List every line in the material below that contains the string "fkey". Case counts.

[EXERCISE INPUTS]:
□ □ □

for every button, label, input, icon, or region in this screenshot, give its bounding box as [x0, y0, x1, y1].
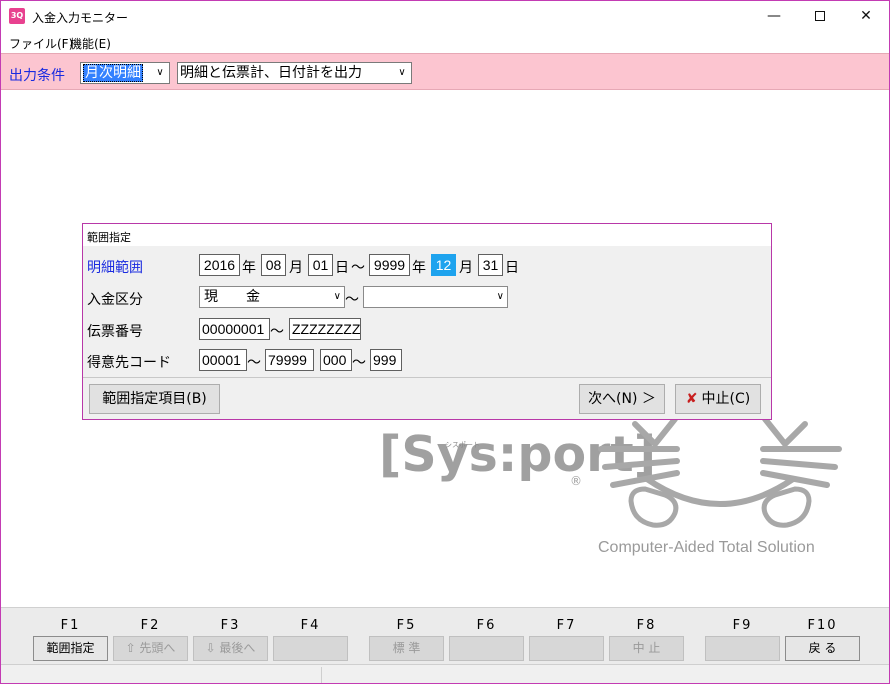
unit-day: 日 [335, 260, 349, 276]
f9-button[interactable] [705, 636, 780, 661]
tagline: Computer-Aided Total Solution [598, 539, 815, 556]
f4-button[interactable] [273, 636, 348, 661]
title-bar: 3Q 入金入力モニター — ✕ [1, 1, 889, 31]
output-type-select[interactable]: 明細と伝票計、日付計を出力 ∨ [177, 62, 412, 84]
customer-code-from[interactable]: 00001 [199, 349, 247, 371]
close-button[interactable]: ✕ [843, 1, 889, 31]
dialog-divider [83, 377, 771, 378]
range-items-button[interactable]: 範囲指定項目(B) [89, 384, 220, 414]
date-from-month[interactable]: 08 [261, 254, 286, 276]
unit-year: 年 [412, 260, 426, 276]
deposit-type-label: 入金区分 [87, 292, 143, 308]
window-title: 入金入力モニター [32, 11, 129, 25]
deposit-type-to-select[interactable]: ∨ [363, 286, 508, 308]
fkey-label-f8: F8 [636, 618, 657, 633]
range-dialog: 範囲指定 明細範囲 2016 年 08 月 01 日 ～ 9999 年 12 月… [82, 223, 772, 420]
customer-code-to[interactable]: 79999 [265, 349, 314, 371]
unit-year: 年 [242, 260, 256, 276]
minimize-icon: — [767, 8, 781, 24]
status-bar [1, 664, 889, 683]
deposit-type-from-select[interactable]: 現 金 ∨ [199, 286, 345, 308]
f5-standard-button[interactable]: 標 準 [369, 636, 444, 661]
cat-logo-icon [595, 409, 847, 542]
registered-mark: ® [570, 474, 582, 488]
menu-function[interactable]: 機能(E) [70, 35, 111, 52]
customer-code-label: 得意先コード [87, 355, 171, 371]
slip-number-from[interactable]: 00000001 [199, 318, 270, 340]
maximize-icon [815, 11, 825, 21]
range-tilde: ～ [352, 355, 366, 371]
stop-button[interactable]: ✘ 中止(C) [675, 384, 761, 414]
slip-number-label: 伝票番号 [87, 324, 143, 340]
app-icon: 3Q [9, 8, 25, 24]
fkey-label-f3: F3 [220, 618, 241, 633]
output-condition-bar: 出力条件 月次明細 ∨ 明細と伝票計、日付計を出力 ∨ [1, 53, 889, 90]
f10-back-button[interactable]: 戻 る [785, 636, 860, 661]
date-to-month[interactable]: 12 [431, 254, 456, 276]
chevron-down-icon: ∨ [496, 291, 504, 302]
next-button[interactable]: 次へ(N) ＞ [579, 384, 665, 414]
app-window: 3Q 入金入力モニター — ✕ ファイル(F) 機能(E) 出力条件 月次明細 … [0, 0, 890, 684]
customer-sub-to[interactable]: 999 [370, 349, 402, 371]
minimize-button[interactable]: — [751, 1, 797, 31]
f1-range-button[interactable]: 範囲指定 [33, 636, 108, 661]
fkey-label-f10: F10 [807, 618, 838, 633]
fkey-label-f6: F6 [476, 618, 497, 633]
close-icon: ✕ [860, 8, 872, 24]
chevron-down-icon: ∨ [398, 67, 406, 78]
chevron-down-icon: ∨ [156, 67, 164, 78]
status-divider [321, 667, 322, 683]
date-to-day[interactable]: 31 [478, 254, 503, 276]
chevron-down-icon: ∨ [333, 291, 341, 302]
f2-first-button[interactable]: ⇧ 先頭へ [113, 636, 188, 661]
maximize-button[interactable] [797, 1, 843, 31]
date-to-year[interactable]: 9999 [369, 254, 410, 276]
cancel-x-icon: ✘ [685, 391, 698, 407]
period-select[interactable]: 月次明細 ∨ [80, 62, 170, 84]
sysport-logo-kana: シスポート [445, 441, 480, 449]
unit-month: 月 [459, 260, 473, 276]
range-tilde: ～ [345, 292, 359, 308]
fkey-label-f4: F4 [300, 618, 321, 633]
menu-bar: ファイル(F) 機能(E) [1, 32, 889, 52]
unit-month: 月 [289, 260, 303, 276]
range-tilde: ～ [270, 324, 284, 340]
fkey-label-f2: F2 [140, 618, 161, 633]
f7-button[interactable] [529, 636, 604, 661]
f6-button[interactable] [449, 636, 524, 661]
period-select-value: 月次明細 [83, 64, 143, 82]
fkey-label-f5: F5 [396, 618, 417, 633]
customer-sub-from[interactable]: 000 [320, 349, 352, 371]
fkey-label-f7: F7 [556, 618, 577, 633]
function-key-bar: F1 範囲指定 F2 ⇧ 先頭へ F3 ⇩ 最後へ F4 F5 標 準 F6 F… [1, 607, 889, 664]
date-from-year[interactable]: 2016 [199, 254, 240, 276]
f8-stop-button[interactable]: 中 止 [609, 636, 684, 661]
menu-file[interactable]: ファイル(F) [9, 35, 73, 52]
deposit-type-from-value: 現 金 [204, 289, 260, 305]
output-condition-label: 出力条件 [9, 68, 65, 84]
fkey-label-f1: F1 [60, 618, 81, 633]
dialog-title: 範囲指定 [83, 224, 771, 246]
date-from-day[interactable]: 01 [308, 254, 333, 276]
f3-last-button[interactable]: ⇩ 最後へ [193, 636, 268, 661]
fkey-label-f9: F9 [732, 618, 753, 633]
range-tilde: ～ [247, 355, 261, 371]
output-type-value: 明細と伝票計、日付計を出力 [180, 65, 362, 81]
unit-day: 日 [505, 260, 519, 276]
stop-button-label: 中止(C) [701, 391, 751, 407]
slip-number-to[interactable]: ZZZZZZZZ [289, 318, 361, 340]
detail-range-label: 明細範囲 [87, 260, 143, 276]
range-tilde: ～ [351, 260, 365, 276]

□ □ □

[TASK SOLUTION]:
fkey-label-f8: F8 [636, 618, 657, 633]
fkey-label-f3: F3 [220, 618, 241, 633]
fkey-label-f10: F10 [807, 618, 838, 633]
fkey-label-f6: F6 [476, 618, 497, 633]
fkey-label-f4: F4 [300, 618, 321, 633]
fkey-label-f2: F2 [140, 618, 161, 633]
fkey-label-f5: F5 [396, 618, 417, 633]
fkey-label-f7: F7 [556, 618, 577, 633]
fkey-label-f1: F1 [60, 618, 81, 633]
fkey-label-f9: F9 [732, 618, 753, 633]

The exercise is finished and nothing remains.